SHORT EXERCISE: Transcribe the material in full. Nothing should differ except that the pictures are left out.

** start DATASET ROWS **

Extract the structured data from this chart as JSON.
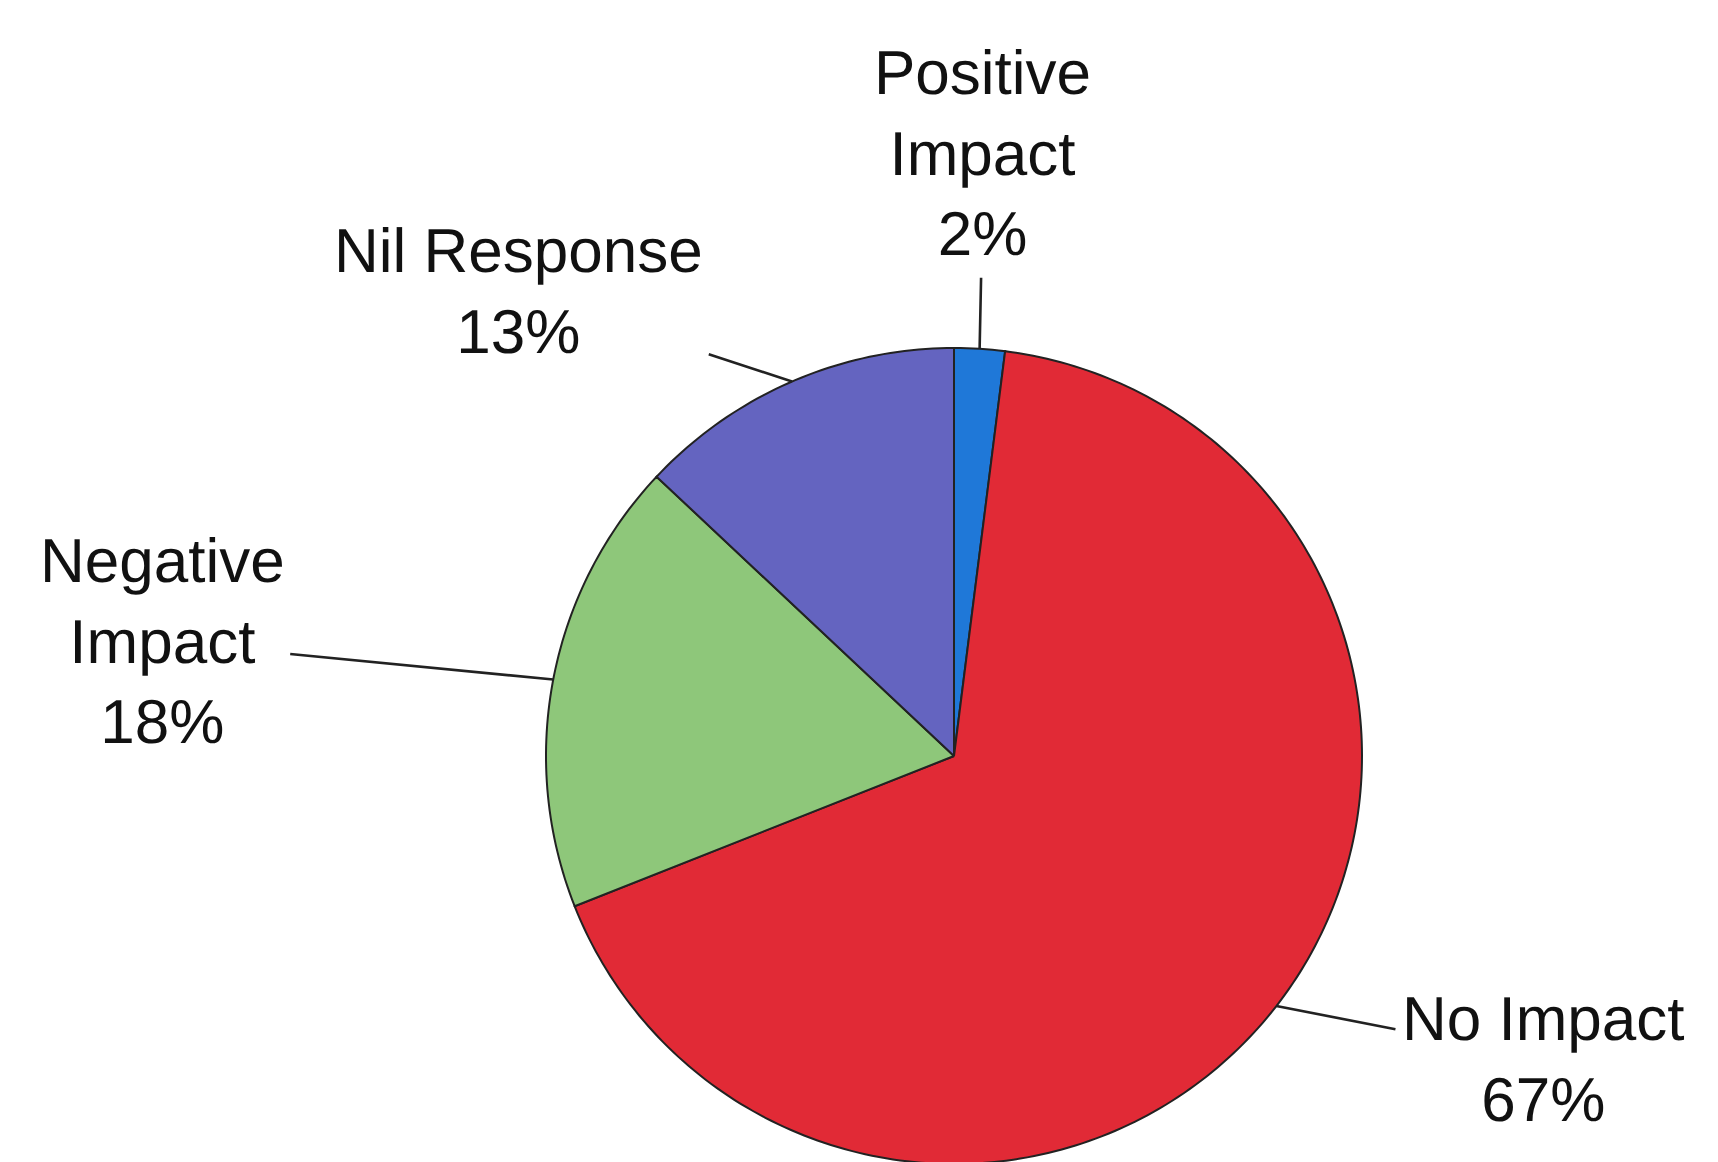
{
  "chart_data": {
    "type": "pie",
    "categories": [
      "Positive Impact",
      "No Impact",
      "Negative Impact",
      "Nil Response"
    ],
    "values": [
      2,
      67,
      18,
      13
    ],
    "value_labels": [
      "2%",
      "67%",
      "18%",
      "13%"
    ],
    "colors": [
      "#1f78d8",
      "#e12a36",
      "#8ec77a",
      "#6464c0"
    ],
    "legend": false
  }
}
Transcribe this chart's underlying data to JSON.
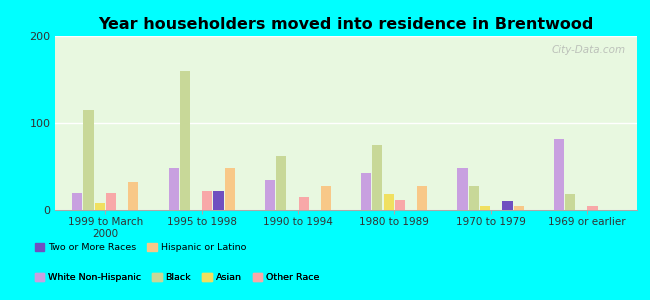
{
  "title": "Year householders moved into residence in Brentwood",
  "categories": [
    "1999 to March\n2000",
    "1995 to 1998",
    "1990 to 1994",
    "1980 to 1989",
    "1970 to 1979",
    "1969 or earlier"
  ],
  "series_order": [
    "White Non-Hispanic",
    "Black",
    "Asian",
    "Other Race",
    "Two or More Races",
    "Hispanic or Latino"
  ],
  "series": {
    "White Non-Hispanic": [
      20,
      48,
      35,
      42,
      48,
      82
    ],
    "Black": [
      115,
      160,
      62,
      75,
      28,
      18
    ],
    "Asian": [
      8,
      0,
      0,
      18,
      5,
      0
    ],
    "Other Race": [
      20,
      22,
      15,
      12,
      0,
      5
    ],
    "Two or More Races": [
      0,
      22,
      0,
      0,
      10,
      0
    ],
    "Hispanic or Latino": [
      32,
      48,
      28,
      28,
      5,
      0
    ]
  },
  "colors": {
    "White Non-Hispanic": "#c8a0e0",
    "Black": "#c8d898",
    "Asian": "#f0e060",
    "Other Race": "#f8a8a8",
    "Two or More Races": "#7050c0",
    "Hispanic or Latino": "#f8c888"
  },
  "legend_order_row1": [
    "White Non-Hispanic",
    "Black",
    "Asian",
    "Other Race"
  ],
  "legend_order_row2": [
    "Two or More Races",
    "Hispanic or Latino"
  ],
  "ylim": [
    0,
    200
  ],
  "yticks": [
    0,
    100,
    200
  ],
  "background_top": "#d8f0d0",
  "background_bottom": "#f0fff0",
  "outer_background": "#00ffff",
  "watermark": "City-Data.com",
  "grid_color": "#ffffff"
}
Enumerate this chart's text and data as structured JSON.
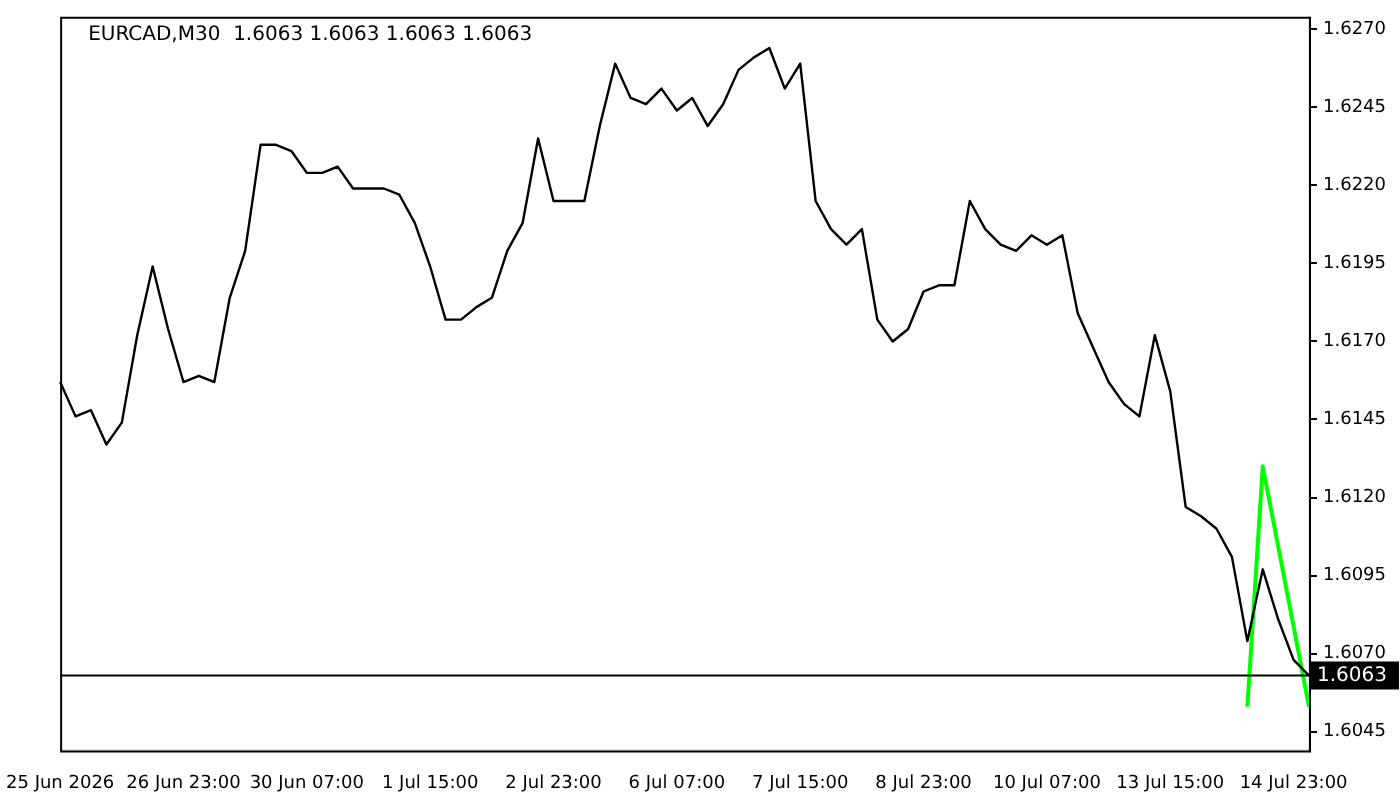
{
  "chart_data": {
    "type": "line",
    "title": "EURCAD,M30  1.6063 1.6063 1.6063 1.6063",
    "categories": [
      "25 Jun 2026",
      null,
      null,
      null,
      null,
      null,
      null,
      null,
      "26 Jun 23:00",
      null,
      null,
      null,
      null,
      null,
      null,
      null,
      "30 Jun 07:00",
      null,
      null,
      null,
      null,
      null,
      null,
      null,
      "1 Jul 15:00",
      null,
      null,
      null,
      null,
      null,
      null,
      null,
      "2 Jul 23:00",
      null,
      null,
      null,
      null,
      null,
      null,
      null,
      "6 Jul 07:00",
      null,
      null,
      null,
      null,
      null,
      null,
      null,
      "7 Jul 15:00",
      null,
      null,
      null,
      null,
      null,
      null,
      null,
      "8 Jul 23:00",
      null,
      null,
      null,
      null,
      null,
      null,
      null,
      "10 Jul 07:00",
      null,
      null,
      null,
      null,
      null,
      null,
      null,
      "13 Jul 15:00",
      null,
      null,
      null,
      null,
      null,
      null,
      null,
      "14 Jul 23:00",
      null
    ],
    "series": [
      {
        "color": "#000000",
        "values": [
          1.6157,
          1.6146,
          1.6148,
          1.6137,
          1.6144,
          1.6172,
          1.6194,
          1.6174,
          1.6157,
          1.6159,
          1.6157,
          1.6184,
          1.6199,
          1.6233,
          1.6233,
          1.6231,
          1.6224,
          1.6224,
          1.6226,
          1.6219,
          1.6219,
          1.6219,
          1.6217,
          1.6208,
          1.6194,
          1.6177,
          1.6177,
          1.6181,
          1.6184,
          1.6199,
          1.6208,
          1.6235,
          1.6215,
          1.6215,
          1.6215,
          1.6239,
          1.6259,
          1.6248,
          1.6246,
          1.6251,
          1.6244,
          1.6248,
          1.6239,
          1.6246,
          1.6257,
          1.6261,
          1.6264,
          1.6251,
          1.6259,
          1.6215,
          1.6206,
          1.6201,
          1.6206,
          1.6177,
          1.617,
          1.6174,
          1.6186,
          1.6188,
          1.6188,
          1.6215,
          1.6206,
          1.6201,
          1.6199,
          1.6204,
          1.6201,
          1.6204,
          1.6179,
          1.6168,
          1.6157,
          1.615,
          1.6146,
          1.6172,
          1.6154,
          1.6117,
          1.6114,
          1.611,
          1.6101,
          1.6074,
          1.6097,
          1.6081,
          1.6068,
          1.6063
        ]
      },
      {
        "color": "#00ff00",
        "values": [
          null,
          null,
          null,
          null,
          null,
          null,
          null,
          null,
          null,
          null,
          null,
          null,
          null,
          null,
          null,
          null,
          null,
          null,
          null,
          null,
          null,
          null,
          null,
          null,
          null,
          null,
          null,
          null,
          null,
          null,
          null,
          null,
          null,
          null,
          null,
          null,
          null,
          null,
          null,
          null,
          null,
          null,
          null,
          null,
          null,
          null,
          null,
          null,
          null,
          null,
          null,
          null,
          null,
          null,
          null,
          null,
          null,
          null,
          null,
          null,
          null,
          null,
          null,
          null,
          null,
          null,
          null,
          null,
          null,
          null,
          null,
          null,
          null,
          null,
          null,
          null,
          null,
          1.6053,
          1.613,
          null,
          null,
          1.6053
        ]
      }
    ],
    "ylim": [
      1.6039,
      1.6274
    ],
    "yticks": [
      1.6045,
      {
        "value": 1.607,
        "label": "1.6070"
      },
      1.6095,
      {
        "value": 1.612,
        "label": "1.6120"
      },
      1.6145,
      {
        "value": 1.617,
        "label": "1.6170"
      },
      1.6195,
      {
        "value": 1.622,
        "label": "1.6220"
      },
      1.6245,
      {
        "value": 1.627,
        "label": "1.6270"
      }
    ],
    "ref_lines": [
      {
        "axis": "y",
        "value": 1.6063,
        "label": "1.6063",
        "color": "#000000"
      }
    ],
    "grid": false,
    "legend": false,
    "marker": "none",
    "line_style": "solid"
  }
}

** end DATASET ROWS **

SOLUTION:
Extract the structured data from this chart as JSON.
{
  "chart_data": {
    "type": "pie",
    "categories": [
      "Positive Impact",
      "No Impact",
      "Negative Impact",
      "Nil Response"
    ],
    "values": [
      2,
      67,
      18,
      13
    ],
    "value_labels": [
      "2%",
      "67%",
      "18%",
      "13%"
    ],
    "colors": [
      "#1f78d8",
      "#e12a36",
      "#8ec77a",
      "#6464c0"
    ],
    "legend": false
  }
}
Transcribe this chart's underlying data to JSON.
{
  "title": "Year householders moved into residence in Brentwood",
  "categories": [
    "1999 to March\n2000",
    "1995 to 1998",
    "1990 to 1994",
    "1980 to 1989",
    "1970 to 1979",
    "1969 or earlier"
  ],
  "series_order": [
    "White Non-Hispanic",
    "Black",
    "Asian",
    "Other Race",
    "Two or More Races",
    "Hispanic or Latino"
  ],
  "series": {
    "White Non-Hispanic": [
      20,
      48,
      35,
      42,
      48,
      82
    ],
    "Black": [
      115,
      160,
      62,
      75,
      28,
      18
    ],
    "Asian": [
      8,
      0,
      0,
      18,
      5,
      0
    ],
    "Other Race": [
      20,
      22,
      15,
      12,
      0,
      5
    ],
    "Two or More Races": [
      0,
      22,
      0,
      0,
      10,
      0
    ],
    "Hispanic or Latino": [
      32,
      48,
      28,
      28,
      5,
      0
    ]
  },
  "colors": {
    "White Non-Hispanic": "#c8a0e0",
    "Black": "#c8d898",
    "Asian": "#f0e060",
    "Other Race": "#f8a8a8",
    "Two or More Races": "#7050c0",
    "Hispanic or Latino": "#f8c888"
  },
  "legend_order_row1": [
    "White Non-Hispanic",
    "Black",
    "Asian",
    "Other Race"
  ],
  "legend_order_row2": [
    "Two or More Races",
    "Hispanic or Latino"
  ],
  "ylim": [
    0,
    200
  ],
  "yticks": [
    0,
    100,
    200
  ],
  "background_top": "#d8f0d0",
  "background_bottom": "#f0fff0",
  "outer_background": "#00ffff",
  "watermark": "City-Data.com",
  "grid_color": "#ffffff"
}
Enumerate this chart's text and data as structured JSON.
{
  "chart_data": {
    "type": "line",
    "title": "EURCAD,M30  1.6063 1.6063 1.6063 1.6063",
    "categories": [
      "25 Jun 2026",
      null,
      null,
      null,
      null,
      null,
      null,
      null,
      "26 Jun 23:00",
      null,
      null,
      null,
      null,
      null,
      null,
      null,
      "30 Jun 07:00",
      null,
      null,
      null,
      null,
      null,
      null,
      null,
      "1 Jul 15:00",
      null,
      null,
      null,
      null,
      null,
      null,
      null,
      "2 Jul 23:00",
      null,
      null,
      null,
      null,
      null,
      null,
      null,
      "6 Jul 07:00",
      null,
      null,
      null,
      null,
      null,
      null,
      null,
      "7 Jul 15:00",
      null,
      null,
      null,
      null,
      null,
      null,
      null,
      "8 Jul 23:00",
      null,
      null,
      null,
      null,
      null,
      null,
      null,
      "10 Jul 07:00",
      null,
      null,
      null,
      null,
      null,
      null,
      null,
      "13 Jul 15:00",
      null,
      null,
      null,
      null,
      null,
      null,
      null,
      "14 Jul 23:00",
      null
    ],
    "series": [
      {
        "color": "#000000",
        "values": [
          1.6157,
          1.6146,
          1.6148,
          1.6137,
          1.6144,
          1.6172,
          1.6194,
          1.6174,
          1.6157,
          1.6159,
          1.6157,
          1.6184,
          1.6199,
          1.6233,
          1.6233,
          1.6231,
          1.6224,
          1.6224,
          1.6226,
          1.6219,
          1.6219,
          1.6219,
          1.6217,
          1.6208,
          1.6194,
          1.6177,
          1.6177,
          1.6181,
          1.6184,
          1.6199,
          1.6208,
          1.6235,
          1.6215,
          1.6215,
          1.6215,
          1.6239,
          1.6259,
          1.6248,
          1.6246,
          1.6251,
          1.6244,
          1.6248,
          1.6239,
          1.6246,
          1.6257,
          1.6261,
          1.6264,
          1.6251,
          1.6259,
          1.6215,
          1.6206,
          1.6201,
          1.6206,
          1.6177,
          1.617,
          1.6174,
          1.6186,
          1.6188,
          1.6188,
          1.6215,
          1.6206,
          1.6201,
          1.6199,
          1.6204,
          1.6201,
          1.6204,
          1.6179,
          1.6168,
          1.6157,
          1.615,
          1.6146,
          1.6172,
          1.6154,
          1.6117,
          1.6114,
          1.611,
          1.6101,
          1.6074,
          1.6097,
          1.6081,
          1.6068,
          1.6063
        ]
      },
      {
        "color": "#00ff00",
        "values": [
          null,
          null,
          null,
          null,
          null,
          null,
          null,
          null,
          null,
          null,
          null,
          null,
          null,
          null,
          null,
          null,
          null,
          null,
          null,
          null,
          null,
          null,
          null,
          null,
          null,
          null,
          null,
          null,
          null,
          null,
          null,
          null,
          null,
          null,
          null,
          null,
          null,
          null,
          null,
          null,
          null,
          null,
          null,
          null,
          null,
          null,
          null,
          null,
          null,
          null,
          null,
          null,
          null,
          null,
          null,
          null,
          null,
          null,
          null,
          null,
          null,
          null,
          null,
          null,
          null,
          null,
          null,
          null,
          null,
          null,
          null,
          null,
          null,
          null,
          null,
          null,
          null,
          1.6053,
          1.613,
          null,
          null,
          1.6053
        ]
      }
    ],
    "ylim": [
      1.6039,
      1.6274
    ],
    "yticks": [
      1.6045,
      {
        "value": 1.607,
        "label": "1.6070"
      },
      1.6095,
      {
        "value": 1.612,
        "label": "1.6120"
      },
      1.6145,
      {
        "value": 1.617,
        "label": "1.6170"
      },
      1.6195,
      {
        "value": 1.622,
        "label": "1.6220"
      },
      1.6245,
      {
        "value": 1.627,
        "label": "1.6270"
      }
    ],
    "ref_lines": [
      {
        "axis": "y",
        "value": 1.6063,
        "label": "1.6063",
        "color": "#000000"
      }
    ],
    "grid": false,
    "legend": false,
    "marker": "none",
    "line_style": "solid"
  }
}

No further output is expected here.